**Given request:**
Quote the records verbatim, starting at the line that contains "second-blade xyxy=(595,63,636,181)" and ending at the line that contains "diagram-label-c1: C1 xyxy=(614,37,630,51)", with both of those lines included.

──────── Provided data ────────

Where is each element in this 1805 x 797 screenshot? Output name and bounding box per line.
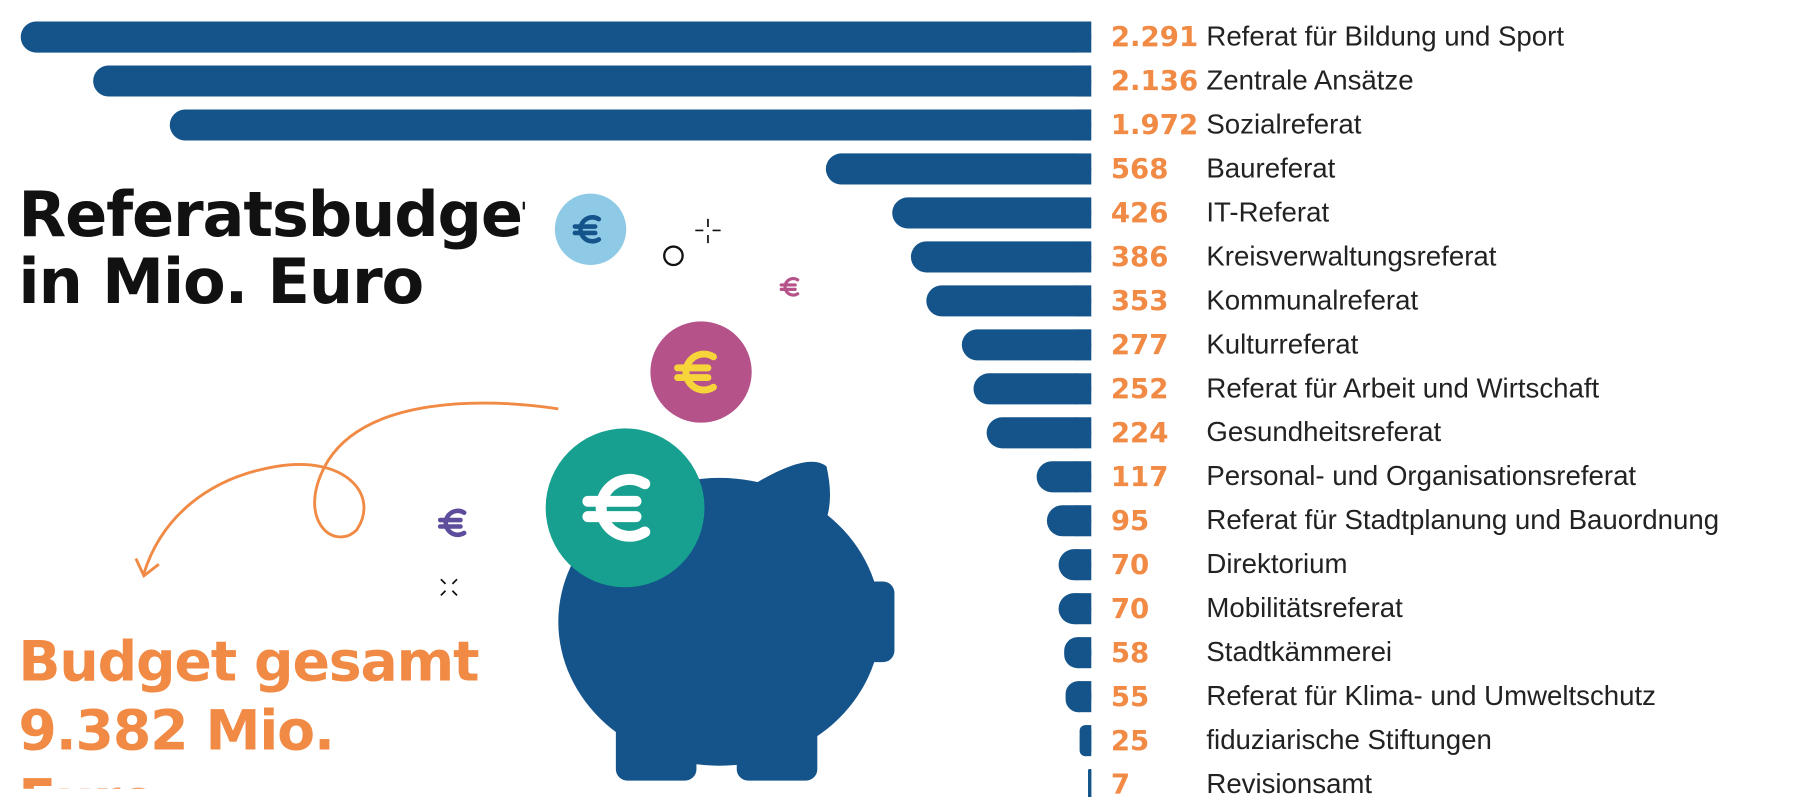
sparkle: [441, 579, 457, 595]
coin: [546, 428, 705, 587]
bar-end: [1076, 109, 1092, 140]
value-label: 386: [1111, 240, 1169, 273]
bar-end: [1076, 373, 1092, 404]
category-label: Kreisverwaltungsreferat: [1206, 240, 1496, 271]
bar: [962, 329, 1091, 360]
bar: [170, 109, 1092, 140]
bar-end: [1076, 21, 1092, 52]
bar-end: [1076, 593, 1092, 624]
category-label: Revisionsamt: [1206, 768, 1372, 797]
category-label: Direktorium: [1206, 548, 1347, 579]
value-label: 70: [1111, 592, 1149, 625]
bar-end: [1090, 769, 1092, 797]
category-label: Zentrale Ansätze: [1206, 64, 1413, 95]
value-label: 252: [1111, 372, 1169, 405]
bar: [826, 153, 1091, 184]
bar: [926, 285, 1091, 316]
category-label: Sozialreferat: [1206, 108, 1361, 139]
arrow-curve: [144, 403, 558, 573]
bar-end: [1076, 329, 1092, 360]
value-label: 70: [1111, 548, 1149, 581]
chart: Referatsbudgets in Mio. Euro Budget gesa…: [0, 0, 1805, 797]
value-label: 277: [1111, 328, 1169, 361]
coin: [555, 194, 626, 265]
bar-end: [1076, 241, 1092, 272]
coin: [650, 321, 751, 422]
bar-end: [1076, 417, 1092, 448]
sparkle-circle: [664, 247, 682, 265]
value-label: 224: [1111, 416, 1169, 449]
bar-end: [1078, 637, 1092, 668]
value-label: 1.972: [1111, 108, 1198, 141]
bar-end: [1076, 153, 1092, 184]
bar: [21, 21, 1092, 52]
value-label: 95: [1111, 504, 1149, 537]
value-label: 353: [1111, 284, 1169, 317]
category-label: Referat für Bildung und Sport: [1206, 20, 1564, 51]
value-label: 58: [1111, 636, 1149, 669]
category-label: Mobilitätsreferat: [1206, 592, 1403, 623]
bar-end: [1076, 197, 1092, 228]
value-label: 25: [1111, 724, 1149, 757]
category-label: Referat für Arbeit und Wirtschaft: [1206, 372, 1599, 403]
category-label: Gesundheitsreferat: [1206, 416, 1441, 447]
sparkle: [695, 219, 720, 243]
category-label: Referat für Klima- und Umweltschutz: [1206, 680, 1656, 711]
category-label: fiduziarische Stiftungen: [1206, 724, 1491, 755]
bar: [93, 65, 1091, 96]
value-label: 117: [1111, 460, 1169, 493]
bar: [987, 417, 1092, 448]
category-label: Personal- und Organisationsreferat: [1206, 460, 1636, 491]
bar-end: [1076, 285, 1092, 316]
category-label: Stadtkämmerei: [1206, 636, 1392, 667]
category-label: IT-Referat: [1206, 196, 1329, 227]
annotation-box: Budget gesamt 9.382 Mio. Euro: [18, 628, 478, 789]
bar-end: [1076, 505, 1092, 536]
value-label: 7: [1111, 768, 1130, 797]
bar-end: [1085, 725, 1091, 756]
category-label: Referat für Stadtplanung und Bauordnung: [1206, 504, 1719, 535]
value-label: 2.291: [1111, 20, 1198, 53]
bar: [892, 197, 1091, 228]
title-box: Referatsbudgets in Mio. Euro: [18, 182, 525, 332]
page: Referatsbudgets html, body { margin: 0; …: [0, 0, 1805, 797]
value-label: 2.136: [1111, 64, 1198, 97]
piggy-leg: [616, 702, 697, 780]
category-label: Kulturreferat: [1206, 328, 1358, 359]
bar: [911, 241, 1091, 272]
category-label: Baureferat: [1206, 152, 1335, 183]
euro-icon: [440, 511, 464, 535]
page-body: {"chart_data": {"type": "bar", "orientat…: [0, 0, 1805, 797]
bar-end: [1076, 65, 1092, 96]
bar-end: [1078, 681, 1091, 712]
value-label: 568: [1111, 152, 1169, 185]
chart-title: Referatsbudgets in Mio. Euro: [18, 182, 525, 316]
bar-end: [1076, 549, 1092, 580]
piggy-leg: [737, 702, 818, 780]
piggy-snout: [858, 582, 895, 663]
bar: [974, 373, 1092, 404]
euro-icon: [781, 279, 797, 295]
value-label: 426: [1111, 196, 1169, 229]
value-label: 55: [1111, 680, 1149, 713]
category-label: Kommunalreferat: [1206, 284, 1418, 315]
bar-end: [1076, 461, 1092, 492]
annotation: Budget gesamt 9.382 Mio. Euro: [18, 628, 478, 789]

────────
──────── Provided data ────────

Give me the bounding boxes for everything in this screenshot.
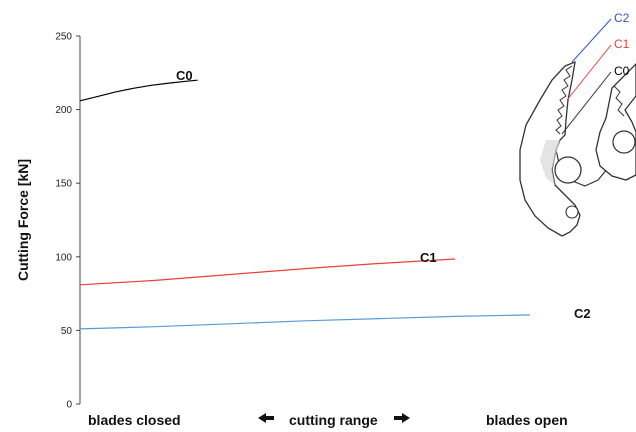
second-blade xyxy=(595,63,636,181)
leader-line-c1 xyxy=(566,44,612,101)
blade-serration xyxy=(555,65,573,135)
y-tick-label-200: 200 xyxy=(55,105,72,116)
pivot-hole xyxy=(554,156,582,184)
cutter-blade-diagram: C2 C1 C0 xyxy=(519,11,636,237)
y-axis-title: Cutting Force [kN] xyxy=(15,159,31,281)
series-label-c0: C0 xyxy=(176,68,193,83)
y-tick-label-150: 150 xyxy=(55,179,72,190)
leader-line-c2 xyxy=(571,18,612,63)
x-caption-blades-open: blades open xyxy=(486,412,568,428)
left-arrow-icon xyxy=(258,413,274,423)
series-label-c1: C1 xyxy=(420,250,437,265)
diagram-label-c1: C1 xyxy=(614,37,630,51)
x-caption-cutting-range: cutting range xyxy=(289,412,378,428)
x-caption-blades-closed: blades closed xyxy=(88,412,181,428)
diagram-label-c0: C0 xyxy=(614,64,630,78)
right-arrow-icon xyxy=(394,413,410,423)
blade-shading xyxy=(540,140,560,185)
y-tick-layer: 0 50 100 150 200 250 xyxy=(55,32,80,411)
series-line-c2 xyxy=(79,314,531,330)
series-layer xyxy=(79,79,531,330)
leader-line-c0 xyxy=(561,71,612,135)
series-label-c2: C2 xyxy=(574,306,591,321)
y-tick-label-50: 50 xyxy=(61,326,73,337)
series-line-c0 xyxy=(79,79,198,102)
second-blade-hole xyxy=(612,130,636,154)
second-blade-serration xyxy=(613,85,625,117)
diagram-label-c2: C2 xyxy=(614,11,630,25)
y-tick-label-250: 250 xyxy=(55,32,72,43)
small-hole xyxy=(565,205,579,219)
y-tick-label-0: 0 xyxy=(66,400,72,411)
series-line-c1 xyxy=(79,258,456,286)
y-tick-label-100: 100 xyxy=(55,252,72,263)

────────

**Task result:**
second-blade xyxy=(595,63,636,181)
leader-line-c1 xyxy=(566,44,612,101)
blade-serration xyxy=(555,65,573,135)
y-tick-label-200: 200 xyxy=(55,105,72,116)
pivot-hole xyxy=(554,156,582,184)
cutter-blade-diagram: C2 C1 C0 xyxy=(519,11,636,237)
y-axis-title: Cutting Force [kN] xyxy=(15,159,31,281)
series-label-c0: C0 xyxy=(176,68,193,83)
y-tick-label-150: 150 xyxy=(55,179,72,190)
leader-line-c2 xyxy=(571,18,612,63)
x-caption-blades-open: blades open xyxy=(486,412,568,428)
left-arrow-icon xyxy=(258,413,274,423)
series-label-c1: C1 xyxy=(420,250,437,265)
diagram-label-c1: C1 xyxy=(614,37,630,51)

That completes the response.